Dataset records
----------------

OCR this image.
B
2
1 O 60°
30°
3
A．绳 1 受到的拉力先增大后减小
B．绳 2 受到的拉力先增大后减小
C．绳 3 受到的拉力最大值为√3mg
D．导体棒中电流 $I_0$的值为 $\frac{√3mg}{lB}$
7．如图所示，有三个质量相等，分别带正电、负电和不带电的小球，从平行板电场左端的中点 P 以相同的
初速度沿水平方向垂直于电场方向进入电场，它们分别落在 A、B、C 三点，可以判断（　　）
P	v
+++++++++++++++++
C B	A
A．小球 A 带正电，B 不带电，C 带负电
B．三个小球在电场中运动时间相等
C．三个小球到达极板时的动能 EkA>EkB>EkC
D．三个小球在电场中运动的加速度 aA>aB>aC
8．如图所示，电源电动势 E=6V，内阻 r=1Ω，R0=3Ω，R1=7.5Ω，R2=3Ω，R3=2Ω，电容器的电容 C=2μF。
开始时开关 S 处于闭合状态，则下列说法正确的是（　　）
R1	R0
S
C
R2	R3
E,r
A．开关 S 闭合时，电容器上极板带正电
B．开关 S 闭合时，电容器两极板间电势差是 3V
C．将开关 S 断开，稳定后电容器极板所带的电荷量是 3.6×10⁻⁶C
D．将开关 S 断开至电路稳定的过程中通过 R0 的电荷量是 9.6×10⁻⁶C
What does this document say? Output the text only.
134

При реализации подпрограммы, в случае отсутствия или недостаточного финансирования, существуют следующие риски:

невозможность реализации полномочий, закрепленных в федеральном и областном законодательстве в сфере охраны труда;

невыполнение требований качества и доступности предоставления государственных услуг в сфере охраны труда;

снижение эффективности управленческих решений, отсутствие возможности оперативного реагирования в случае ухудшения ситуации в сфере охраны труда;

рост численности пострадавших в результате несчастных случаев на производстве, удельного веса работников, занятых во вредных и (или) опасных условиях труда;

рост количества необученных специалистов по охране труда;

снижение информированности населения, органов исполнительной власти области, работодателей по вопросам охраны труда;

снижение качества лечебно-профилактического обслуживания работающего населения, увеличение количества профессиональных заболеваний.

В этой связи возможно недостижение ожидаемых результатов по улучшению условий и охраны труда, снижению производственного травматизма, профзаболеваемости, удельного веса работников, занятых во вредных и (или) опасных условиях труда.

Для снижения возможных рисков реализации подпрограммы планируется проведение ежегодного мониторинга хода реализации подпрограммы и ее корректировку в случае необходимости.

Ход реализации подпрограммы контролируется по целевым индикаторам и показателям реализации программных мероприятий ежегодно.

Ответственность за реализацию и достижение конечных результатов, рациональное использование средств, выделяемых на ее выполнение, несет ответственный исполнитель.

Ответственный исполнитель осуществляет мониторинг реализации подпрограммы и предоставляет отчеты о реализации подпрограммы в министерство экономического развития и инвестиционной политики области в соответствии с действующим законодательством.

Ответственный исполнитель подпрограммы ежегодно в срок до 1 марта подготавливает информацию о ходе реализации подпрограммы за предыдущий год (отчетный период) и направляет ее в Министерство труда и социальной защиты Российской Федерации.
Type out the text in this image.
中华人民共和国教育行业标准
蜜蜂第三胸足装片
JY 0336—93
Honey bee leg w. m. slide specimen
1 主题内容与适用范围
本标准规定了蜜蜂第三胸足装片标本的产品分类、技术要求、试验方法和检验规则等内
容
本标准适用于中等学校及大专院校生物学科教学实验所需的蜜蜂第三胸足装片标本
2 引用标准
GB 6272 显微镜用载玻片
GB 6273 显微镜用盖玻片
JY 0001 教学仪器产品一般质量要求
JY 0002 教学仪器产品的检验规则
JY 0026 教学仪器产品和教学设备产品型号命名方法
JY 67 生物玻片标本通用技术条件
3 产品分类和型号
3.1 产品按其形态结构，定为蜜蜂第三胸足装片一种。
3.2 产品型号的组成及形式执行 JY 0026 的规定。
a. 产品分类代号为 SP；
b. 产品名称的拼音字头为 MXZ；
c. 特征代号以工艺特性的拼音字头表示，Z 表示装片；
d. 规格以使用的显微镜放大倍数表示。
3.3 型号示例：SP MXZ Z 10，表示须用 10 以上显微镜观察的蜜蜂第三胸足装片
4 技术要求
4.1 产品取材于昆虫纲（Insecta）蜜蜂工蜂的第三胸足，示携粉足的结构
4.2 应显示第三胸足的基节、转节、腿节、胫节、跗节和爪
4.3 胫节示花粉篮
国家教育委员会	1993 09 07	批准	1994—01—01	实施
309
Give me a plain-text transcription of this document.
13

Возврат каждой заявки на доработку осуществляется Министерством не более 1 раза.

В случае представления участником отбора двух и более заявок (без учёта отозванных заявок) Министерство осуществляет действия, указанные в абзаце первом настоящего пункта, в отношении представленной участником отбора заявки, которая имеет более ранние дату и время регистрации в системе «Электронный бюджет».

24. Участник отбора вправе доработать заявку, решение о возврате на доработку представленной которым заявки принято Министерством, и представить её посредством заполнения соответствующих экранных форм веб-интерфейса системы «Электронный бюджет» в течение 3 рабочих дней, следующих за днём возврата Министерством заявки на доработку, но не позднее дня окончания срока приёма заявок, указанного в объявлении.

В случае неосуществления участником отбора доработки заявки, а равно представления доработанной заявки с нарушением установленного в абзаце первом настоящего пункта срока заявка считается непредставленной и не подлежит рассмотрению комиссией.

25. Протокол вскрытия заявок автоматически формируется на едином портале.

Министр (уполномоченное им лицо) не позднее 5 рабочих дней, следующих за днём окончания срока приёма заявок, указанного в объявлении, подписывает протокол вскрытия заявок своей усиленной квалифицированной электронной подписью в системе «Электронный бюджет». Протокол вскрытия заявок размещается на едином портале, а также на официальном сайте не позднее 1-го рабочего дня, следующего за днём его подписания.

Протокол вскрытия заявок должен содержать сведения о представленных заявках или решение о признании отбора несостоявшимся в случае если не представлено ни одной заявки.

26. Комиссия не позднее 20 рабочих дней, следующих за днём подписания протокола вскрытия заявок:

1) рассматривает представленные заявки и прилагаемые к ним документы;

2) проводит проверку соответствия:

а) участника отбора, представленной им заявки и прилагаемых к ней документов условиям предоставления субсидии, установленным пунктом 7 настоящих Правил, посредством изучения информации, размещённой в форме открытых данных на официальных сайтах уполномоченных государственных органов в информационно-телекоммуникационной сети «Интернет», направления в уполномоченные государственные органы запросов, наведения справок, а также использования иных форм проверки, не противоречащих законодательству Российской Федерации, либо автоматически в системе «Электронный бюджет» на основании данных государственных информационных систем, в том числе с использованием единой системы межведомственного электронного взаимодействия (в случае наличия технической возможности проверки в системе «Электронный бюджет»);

----------------

■ **Request**: Set down the listing in full, keeping every word exactly as it is.

■ **Complete answer**:
OCR this image.
B
2
1 O 60°
30°
3
A．绳 1 受到的拉力先增大后减小
B．绳 2 受到的拉力先增大后减小
C．绳 3 受到的拉力最大值为√3mg
D．导体棒中电流 $I_0$的值为 $\frac{√3mg}{lB}$
7．如图所示，有三个质量相等，分别带正电、负电和不带电的小球，从平行板电场左端的中点 P 以相同的
初速度沿水平方向垂直于电场方向进入电场，它们分别落在 A、B、C 三点，可以判断（　　）
P	v
+++++++++++++++++
C B	A
A．小球 A 带正电，B 不带电，C 带负电
B．三个小球在电场中运动时间相等
C．三个小球到达极板时的动能 EkA>EkB>EkC
D．三个小球在电场中运动的加速度 aA>aB>aC
8．如图所示，电源电动势 E=6V，内阻 r=1Ω，R0=3Ω，R1=7.5Ω，R2=3Ω，R3=2Ω，电容器的电容 C=2μF。
开始时开关 S 处于闭合状态，则下列说法正确的是（　　）
R1	R0
S
C
R2	R3
E,r
A．开关 S 闭合时，电容器上极板带正电
B．开关 S 闭合时，电容器两极板间电势差是 3V
C．将开关 S 断开，稳定后电容器极板所带的电荷量是 3.6×10⁻⁶C
D．将开关 S 断开至电路稳定的过程中通过 R0 的电荷量是 9.6×10⁻⁶C
What does this document say? Output the text only.
134

При реализации подпрограммы, в случае отсутствия или недостаточного финансирования, существуют следующие риски:

невозможность реализации полномочий, закрепленных в федеральном и областном законодательстве в сфере охраны труда;

невыполнение требований качества и доступности предоставления государственных услуг в сфере охраны труда;

снижение эффективности управленческих решений, отсутствие возможности оперативного реагирования в случае ухудшения ситуации в сфере охраны труда;

рост численности пострадавших в результате несчастных случаев на производстве, удельного веса работников, занятых во вредных и (или) опасных условиях труда;

рост количества необученных специалистов по охране труда;

снижение информированности населения, органов исполнительной власти области, работодателей по вопросам охраны труда;

снижение качества лечебно-профилактического обслуживания работающего населения, увеличение количества профессиональных заболеваний.

В этой связи возможно недостижение ожидаемых результатов по улучшению условий и охраны труда, снижению производственного травматизма, профзаболеваемости, удельного веса работников, занятых во вредных и (или) опасных условиях труда.

Для снижения возможных рисков реализации подпрограммы планируется проведение ежегодного мониторинга хода реализации подпрограммы и ее корректировку в случае необходимости.

Ход реализации подпрограммы контролируется по целевым индикаторам и показателям реализации программных мероприятий ежегодно.

Ответственность за реализацию и достижение конечных результатов, рациональное использование средств, выделяемых на ее выполнение, несет ответственный исполнитель.

Ответственный исполнитель осуществляет мониторинг реализации подпрограммы и предоставляет отчеты о реализации подпрограммы в министерство экономического развития и инвестиционной политики области в соответствии с действующим законодательством.

Ответственный исполнитель подпрограммы ежегодно в срок до 1 марта подготавливает информацию о ходе реализации подпрограммы за предыдущий год (отчетный период) и направляет ее в Министерство труда и социальной защиты Российской Федерации.
Type out the text in this image.
中华人民共和国教育行业标准
蜜蜂第三胸足装片
JY 0336—93
Honey bee leg w. m. slide specimen
1 主题内容与适用范围
本标准规定了蜜蜂第三胸足装片标本的产品分类、技术要求、试验方法和检验规则等内
容
本标准适用于中等学校及大专院校生物学科教学实验所需的蜜蜂第三胸足装片标本
2 引用标准
GB 6272 显微镜用载玻片
GB 6273 显微镜用盖玻片
JY 0001 教学仪器产品一般质量要求
JY 0002 教学仪器产品的检验规则
JY 0026 教学仪器产品和教学设备产品型号命名方法
JY 67 生物玻片标本通用技术条件
3 产品分类和型号
3.1 产品按其形态结构，定为蜜蜂第三胸足装片一种。
3.2 产品型号的组成及形式执行 JY 0026 的规定。
a. 产品分类代号为 SP；
b. 产品名称的拼音字头为 MXZ；
c. 特征代号以工艺特性的拼音字头表示，Z 表示装片；
d. 规格以使用的显微镜放大倍数表示。
3.3 型号示例：SP MXZ Z 10，表示须用 10 以上显微镜观察的蜜蜂第三胸足装片
4 技术要求
4.1 产品取材于昆虫纲（Insecta）蜜蜂工蜂的第三胸足，示携粉足的结构
4.2 应显示第三胸足的基节、转节、腿节、胫节、跗节和爪
4.3 胫节示花粉篮
国家教育委员会	1993 09 07	批准	1994—01—01	实施
309
Give me a plain-text transcription of this document.
13

Возврат каждой заявки на доработку осуществляется Министерством не более 1 раза.

В случае представления участником отбора двух и более заявок (без учёта отозванных заявок) Министерство осуществляет действия, указанные в абзаце первом настоящего пункта, в отношении представленной участником отбора заявки, которая имеет более ранние дату и время регистрации в системе «Электронный бюджет».

24. Участник отбора вправе доработать заявку, решение о возврате на доработку представленной которым заявки принято Министерством, и представить её посредством заполнения соответствующих экранных форм веб-интерфейса системы «Электронный бюджет» в течение 3 рабочих дней, следующих за днём возврата Министерством заявки на доработку, но не позднее дня окончания срока приёма заявок, указанного в объявлении.

В случае неосуществления участником отбора доработки заявки, а равно представления доработанной заявки с нарушением установленного в абзаце первом настоящего пункта срока заявка считается непредставленной и не подлежит рассмотрению комиссией.

25. Протокол вскрытия заявок автоматически формируется на едином портале.

Министр (уполномоченное им лицо) не позднее 5 рабочих дней, следующих за днём окончания срока приёма заявок, указанного в объявлении, подписывает протокол вскрытия заявок своей усиленной квалифицированной электронной подписью в системе «Электронный бюджет». Протокол вскрытия заявок размещается на едином портале, а также на официальном сайте не позднее 1-го рабочего дня, следующего за днём его подписания.

Протокол вскрытия заявок должен содержать сведения о представленных заявках или решение о признании отбора несостоявшимся в случае если не представлено ни одной заявки.

26. Комиссия не позднее 20 рабочих дней, следующих за днём подписания протокола вскрытия заявок:

1) рассматривает представленные заявки и прилагаемые к ним документы;

2) проводит проверку соответствия:

а) участника отбора, представленной им заявки и прилагаемых к ней документов условиям предоставления субсидии, установленным пунктом 7 настоящих Правил, посредством изучения информации, размещённой в форме открытых данных на официальных сайтах уполномоченных государственных органов в информационно-телекоммуникационной сети «Интернет», направления в уполномоченные государственные органы запросов, наведения справок, а также использования иных форм проверки, не противоречащих законодательству Российской Федерации, либо автоматически в системе «Электронный бюджет» на основании данных государственных информационных систем, в том числе с использованием единой системы межведомственного электронного взаимодействия (в случае наличия технической возможности проверки в системе «Электронный бюджет»);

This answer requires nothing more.